** BEGIN Record set **
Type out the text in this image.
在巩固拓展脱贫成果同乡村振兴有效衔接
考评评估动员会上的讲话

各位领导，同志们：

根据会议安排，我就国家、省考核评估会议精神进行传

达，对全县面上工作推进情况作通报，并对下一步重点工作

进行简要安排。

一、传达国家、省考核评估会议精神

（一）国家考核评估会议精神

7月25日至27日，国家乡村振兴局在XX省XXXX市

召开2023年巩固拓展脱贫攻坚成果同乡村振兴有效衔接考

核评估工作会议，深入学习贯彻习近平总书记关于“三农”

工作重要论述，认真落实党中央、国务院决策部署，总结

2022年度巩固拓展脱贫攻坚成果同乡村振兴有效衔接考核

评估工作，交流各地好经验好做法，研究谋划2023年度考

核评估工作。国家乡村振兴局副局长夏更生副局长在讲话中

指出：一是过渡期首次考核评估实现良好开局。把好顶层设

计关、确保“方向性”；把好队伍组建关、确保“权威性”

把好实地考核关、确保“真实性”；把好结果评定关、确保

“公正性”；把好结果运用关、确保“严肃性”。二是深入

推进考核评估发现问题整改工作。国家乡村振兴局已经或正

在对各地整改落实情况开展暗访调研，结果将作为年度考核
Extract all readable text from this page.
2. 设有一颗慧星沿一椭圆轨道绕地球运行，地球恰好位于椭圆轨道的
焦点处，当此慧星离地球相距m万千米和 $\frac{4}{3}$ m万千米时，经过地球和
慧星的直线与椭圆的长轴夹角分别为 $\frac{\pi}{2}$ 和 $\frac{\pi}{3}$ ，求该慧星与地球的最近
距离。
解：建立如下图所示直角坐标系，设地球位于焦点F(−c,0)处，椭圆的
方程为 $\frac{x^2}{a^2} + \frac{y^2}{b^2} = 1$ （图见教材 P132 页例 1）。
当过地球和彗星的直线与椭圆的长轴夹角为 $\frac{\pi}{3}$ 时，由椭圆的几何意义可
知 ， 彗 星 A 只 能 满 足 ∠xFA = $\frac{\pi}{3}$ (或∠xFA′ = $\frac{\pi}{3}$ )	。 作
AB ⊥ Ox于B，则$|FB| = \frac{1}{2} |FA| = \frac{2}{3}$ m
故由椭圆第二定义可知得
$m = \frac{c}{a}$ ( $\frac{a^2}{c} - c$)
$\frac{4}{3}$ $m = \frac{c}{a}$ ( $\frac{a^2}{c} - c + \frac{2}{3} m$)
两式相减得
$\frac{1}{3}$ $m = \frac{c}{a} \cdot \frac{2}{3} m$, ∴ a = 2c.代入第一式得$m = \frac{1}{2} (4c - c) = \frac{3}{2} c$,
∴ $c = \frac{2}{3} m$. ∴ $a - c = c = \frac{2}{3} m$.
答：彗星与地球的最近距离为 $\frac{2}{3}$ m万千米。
** END Record set **
**Prompt**.
Each entry above is to be printed again exactly.

**Reply to the exercise**.
Type out the text in this image.
在巩固拓展脱贫成果同乡村振兴有效衔接
考评评估动员会上的讲话

各位领导，同志们：

根据会议安排，我就国家、省考核评估会议精神进行传

达，对全县面上工作推进情况作通报，并对下一步重点工作

进行简要安排。

一、传达国家、省考核评估会议精神

（一）国家考核评估会议精神

7月25日至27日，国家乡村振兴局在XX省XXXX市

召开2023年巩固拓展脱贫攻坚成果同乡村振兴有效衔接考

核评估工作会议，深入学习贯彻习近平总书记关于“三农”

工作重要论述，认真落实党中央、国务院决策部署，总结

2022年度巩固拓展脱贫攻坚成果同乡村振兴有效衔接考核

评估工作，交流各地好经验好做法，研究谋划2023年度考

核评估工作。国家乡村振兴局副局长夏更生副局长在讲话中

指出：一是过渡期首次考核评估实现良好开局。把好顶层设

计关、确保“方向性”；把好队伍组建关、确保“权威性”

把好实地考核关、确保“真实性”；把好结果评定关、确保

“公正性”；把好结果运用关、确保“严肃性”。二是深入

推进考核评估发现问题整改工作。国家乡村振兴局已经或正

在对各地整改落实情况开展暗访调研，结果将作为年度考核
Extract all readable text from this page.
2. 设有一颗慧星沿一椭圆轨道绕地球运行，地球恰好位于椭圆轨道的
焦点处，当此慧星离地球相距m万千米和 $\frac{4}{3}$ m万千米时，经过地球和
慧星的直线与椭圆的长轴夹角分别为 $\frac{\pi}{2}$ 和 $\frac{\pi}{3}$ ，求该慧星与地球的最近
距离。
解：建立如下图所示直角坐标系，设地球位于焦点F(−c,0)处，椭圆的
方程为 $\frac{x^2}{a^2} + \frac{y^2}{b^2} = 1$ （图见教材 P132 页例 1）。
当过地球和彗星的直线与椭圆的长轴夹角为 $\frac{\pi}{3}$ 时，由椭圆的几何意义可
知 ， 彗 星 A 只 能 满 足 ∠xFA = $\frac{\pi}{3}$ (或∠xFA′ = $\frac{\pi}{3}$ )	。 作
AB ⊥ Ox于B，则$|FB| = \frac{1}{2} |FA| = \frac{2}{3}$ m
故由椭圆第二定义可知得
$m = \frac{c}{a}$ ( $\frac{a^2}{c} - c$)
$\frac{4}{3}$ $m = \frac{c}{a}$ ( $\frac{a^2}{c} - c + \frac{2}{3} m$)
两式相减得
$\frac{1}{3}$ $m = \frac{c}{a} \cdot \frac{2}{3} m$, ∴ a = 2c.代入第一式得$m = \frac{1}{2} (4c - c) = \frac{3}{2} c$,
∴ $c = \frac{2}{3} m$. ∴ $a - c = c = \frac{2}{3} m$.
答：彗星与地球的最近距离为 $\frac{2}{3}$ m万千米。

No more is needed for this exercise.